Rows from a dataset
☆ ☆ ☆ ☆

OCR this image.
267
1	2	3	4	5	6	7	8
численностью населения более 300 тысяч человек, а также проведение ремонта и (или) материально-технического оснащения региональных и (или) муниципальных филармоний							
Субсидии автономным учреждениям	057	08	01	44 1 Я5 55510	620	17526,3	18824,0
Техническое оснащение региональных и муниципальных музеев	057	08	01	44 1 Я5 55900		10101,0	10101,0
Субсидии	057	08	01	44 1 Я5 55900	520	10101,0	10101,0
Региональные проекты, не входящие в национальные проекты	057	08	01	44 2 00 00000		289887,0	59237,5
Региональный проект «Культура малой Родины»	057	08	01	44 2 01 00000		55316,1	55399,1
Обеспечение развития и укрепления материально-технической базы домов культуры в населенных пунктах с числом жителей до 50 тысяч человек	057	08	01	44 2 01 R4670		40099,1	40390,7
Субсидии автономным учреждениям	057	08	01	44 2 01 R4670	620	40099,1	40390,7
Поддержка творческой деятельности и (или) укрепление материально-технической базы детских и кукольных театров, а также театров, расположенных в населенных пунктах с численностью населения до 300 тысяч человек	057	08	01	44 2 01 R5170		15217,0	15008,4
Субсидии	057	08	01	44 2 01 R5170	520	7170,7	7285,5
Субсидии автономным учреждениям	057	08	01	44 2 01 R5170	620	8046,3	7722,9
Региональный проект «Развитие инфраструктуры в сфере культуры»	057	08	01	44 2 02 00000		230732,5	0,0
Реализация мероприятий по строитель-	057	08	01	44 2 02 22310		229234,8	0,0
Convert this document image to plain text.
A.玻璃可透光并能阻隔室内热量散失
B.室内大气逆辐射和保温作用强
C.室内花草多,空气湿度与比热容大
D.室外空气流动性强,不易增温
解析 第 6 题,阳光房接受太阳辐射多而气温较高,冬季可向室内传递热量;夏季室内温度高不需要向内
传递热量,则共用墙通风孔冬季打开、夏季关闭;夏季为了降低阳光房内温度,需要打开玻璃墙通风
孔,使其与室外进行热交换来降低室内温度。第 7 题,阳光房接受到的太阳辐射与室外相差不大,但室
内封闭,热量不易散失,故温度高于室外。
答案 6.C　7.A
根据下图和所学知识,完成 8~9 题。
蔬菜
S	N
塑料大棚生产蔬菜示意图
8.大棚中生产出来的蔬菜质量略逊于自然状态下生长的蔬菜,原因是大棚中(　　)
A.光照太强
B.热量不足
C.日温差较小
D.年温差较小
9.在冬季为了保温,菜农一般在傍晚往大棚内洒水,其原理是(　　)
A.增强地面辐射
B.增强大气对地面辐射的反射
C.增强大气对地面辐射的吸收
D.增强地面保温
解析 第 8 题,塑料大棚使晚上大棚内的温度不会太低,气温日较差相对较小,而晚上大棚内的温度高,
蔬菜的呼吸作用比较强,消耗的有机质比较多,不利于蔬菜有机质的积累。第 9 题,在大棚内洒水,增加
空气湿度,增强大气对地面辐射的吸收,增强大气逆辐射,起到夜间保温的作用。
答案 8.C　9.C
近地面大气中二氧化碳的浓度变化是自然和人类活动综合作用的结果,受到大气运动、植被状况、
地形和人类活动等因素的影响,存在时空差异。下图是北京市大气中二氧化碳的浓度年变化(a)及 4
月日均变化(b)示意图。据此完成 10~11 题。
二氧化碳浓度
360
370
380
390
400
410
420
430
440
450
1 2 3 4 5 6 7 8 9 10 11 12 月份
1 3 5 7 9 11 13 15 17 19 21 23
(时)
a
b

☆ ☆ ☆ ☆

TASK BRIEF
Print the complete listing again, exactly as it stands.

SOLVED EXERCISE
OCR this image.
267
1	2	3	4	5	6	7	8
численностью населения более 300 тысяч человек, а также проведение ремонта и (или) материально-технического оснащения региональных и (или) муниципальных филармоний							
Субсидии автономным учреждениям	057	08	01	44 1 Я5 55510	620	17526,3	18824,0
Техническое оснащение региональных и муниципальных музеев	057	08	01	44 1 Я5 55900		10101,0	10101,0
Субсидии	057	08	01	44 1 Я5 55900	520	10101,0	10101,0
Региональные проекты, не входящие в национальные проекты	057	08	01	44 2 00 00000		289887,0	59237,5
Региональный проект «Культура малой Родины»	057	08	01	44 2 01 00000		55316,1	55399,1
Обеспечение развития и укрепления материально-технической базы домов культуры в населенных пунктах с числом жителей до 50 тысяч человек	057	08	01	44 2 01 R4670		40099,1	40390,7
Субсидии автономным учреждениям	057	08	01	44 2 01 R4670	620	40099,1	40390,7
Поддержка творческой деятельности и (или) укрепление материально-технической базы детских и кукольных театров, а также театров, расположенных в населенных пунктах с численностью населения до 300 тысяч человек	057	08	01	44 2 01 R5170		15217,0	15008,4
Субсидии	057	08	01	44 2 01 R5170	520	7170,7	7285,5
Субсидии автономным учреждениям	057	08	01	44 2 01 R5170	620	8046,3	7722,9
Региональный проект «Развитие инфраструктуры в сфере культуры»	057	08	01	44 2 02 00000		230732,5	0,0
Реализация мероприятий по строитель-	057	08	01	44 2 02 22310		229234,8	0,0
Convert this document image to plain text.
A.玻璃可透光并能阻隔室内热量散失
B.室内大气逆辐射和保温作用强
C.室内花草多,空气湿度与比热容大
D.室外空气流动性强,不易增温
解析 第 6 题,阳光房接受太阳辐射多而气温较高,冬季可向室内传递热量;夏季室内温度高不需要向内
传递热量,则共用墙通风孔冬季打开、夏季关闭;夏季为了降低阳光房内温度,需要打开玻璃墙通风
孔,使其与室外进行热交换来降低室内温度。第 7 题,阳光房接受到的太阳辐射与室外相差不大,但室
内封闭,热量不易散失,故温度高于室外。
答案 6.C　7.A
根据下图和所学知识,完成 8~9 题。
蔬菜
S	N
塑料大棚生产蔬菜示意图
8.大棚中生产出来的蔬菜质量略逊于自然状态下生长的蔬菜,原因是大棚中(　　)
A.光照太强
B.热量不足
C.日温差较小
D.年温差较小
9.在冬季为了保温,菜农一般在傍晚往大棚内洒水,其原理是(　　)
A.增强地面辐射
B.增强大气对地面辐射的反射
C.增强大气对地面辐射的吸收
D.增强地面保温
解析 第 8 题,塑料大棚使晚上大棚内的温度不会太低,气温日较差相对较小,而晚上大棚内的温度高,
蔬菜的呼吸作用比较强,消耗的有机质比较多,不利于蔬菜有机质的积累。第 9 题,在大棚内洒水,增加
空气湿度,增强大气对地面辐射的吸收,增强大气逆辐射,起到夜间保温的作用。
答案 8.C　9.C
近地面大气中二氧化碳的浓度变化是自然和人类活动综合作用的结果,受到大气运动、植被状况、
地形和人类活动等因素的影响,存在时空差异。下图是北京市大气中二氧化碳的浓度年变化(a)及 4
月日均变化(b)示意图。据此完成 10~11 题。
二氧化碳浓度
360
370
380
390
400
410
420
430
440
450
1 2 3 4 5 6 7 8 9 10 11 12 月份
1 3 5 7 9 11 13 15 17 19 21 23
(时)
a
b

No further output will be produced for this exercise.